WORK TO BE COMPLETED: In the data, extract each line that holds the string "Bolero".

DATA IN THIS EXERCISE:

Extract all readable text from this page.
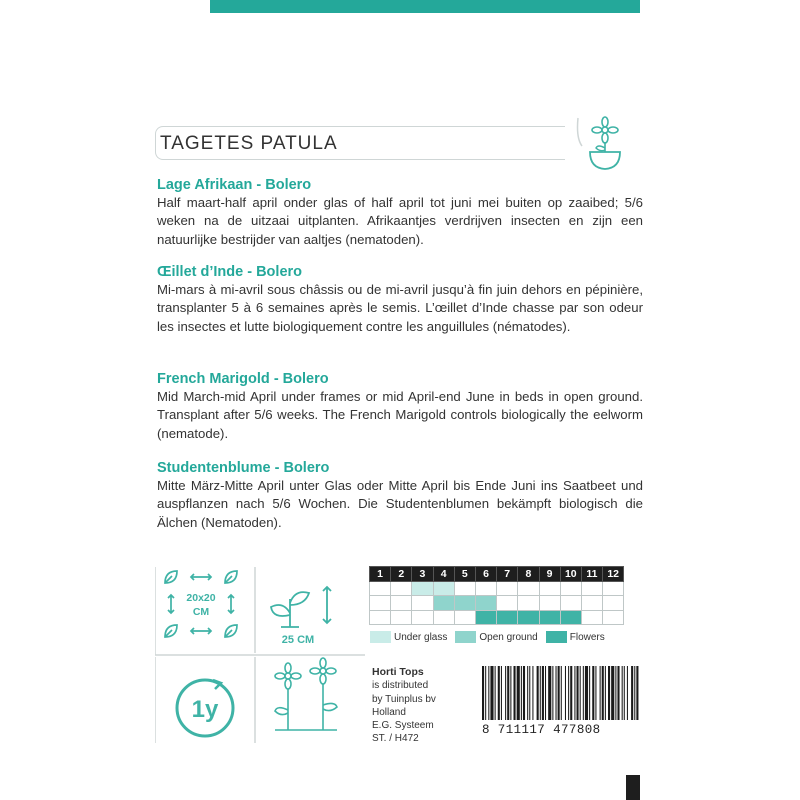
TAGETES PATULA
Lage Afrikaan - Bolero

Half maart-half april onder glas of half april tot juni mei buiten op zaaibed; 5/6 weken na de uitzaai uitplanten. Afrikaantjes verdrijven insecten en zijn een natuurlijke bestrijder van aaltjes (nematoden).

Œillet d’Inde - Bolero

Mi-mars à mi-avril sous châssis ou de mi-avril jusqu’à fin juin dehors en pépinière, transplanter 5 à 6 semaines après le semis. L’œillet d’Inde chasse par son odeur les insectes et lutte biologiquement contre les anguillules (nématodes).

French Marigold - Bolero

Mid March-mid April under frames or mid April-end June in beds in open ground. Transplant after 5/6 weeks. The French Marigold controls biologically the eelworm (nematode).

Studentenblume - Bolero

Mitte März-Mitte April unter Glas oder Mitte April bis Ende Juni ins Saatbeet und auspflanzen nach 5/6 Wochen. Die Studentenblumen bekämpft biologisch die Älchen (Nematoden).

20x20
CM
25 CM
1y
1	2	3	4	5	6	7	8	9	10	11	12

Under glass	Open ground	Flowers
Horti Tops
is distributed
by Tuinplus bv
Holland
E.G. Systeem
ST. / H472
8 711117 477808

REPLY:
Lage Afrikaan - Bolero
Œillet d’Inde - Bolero
French Marigold - Bolero
Studentenblume - Bolero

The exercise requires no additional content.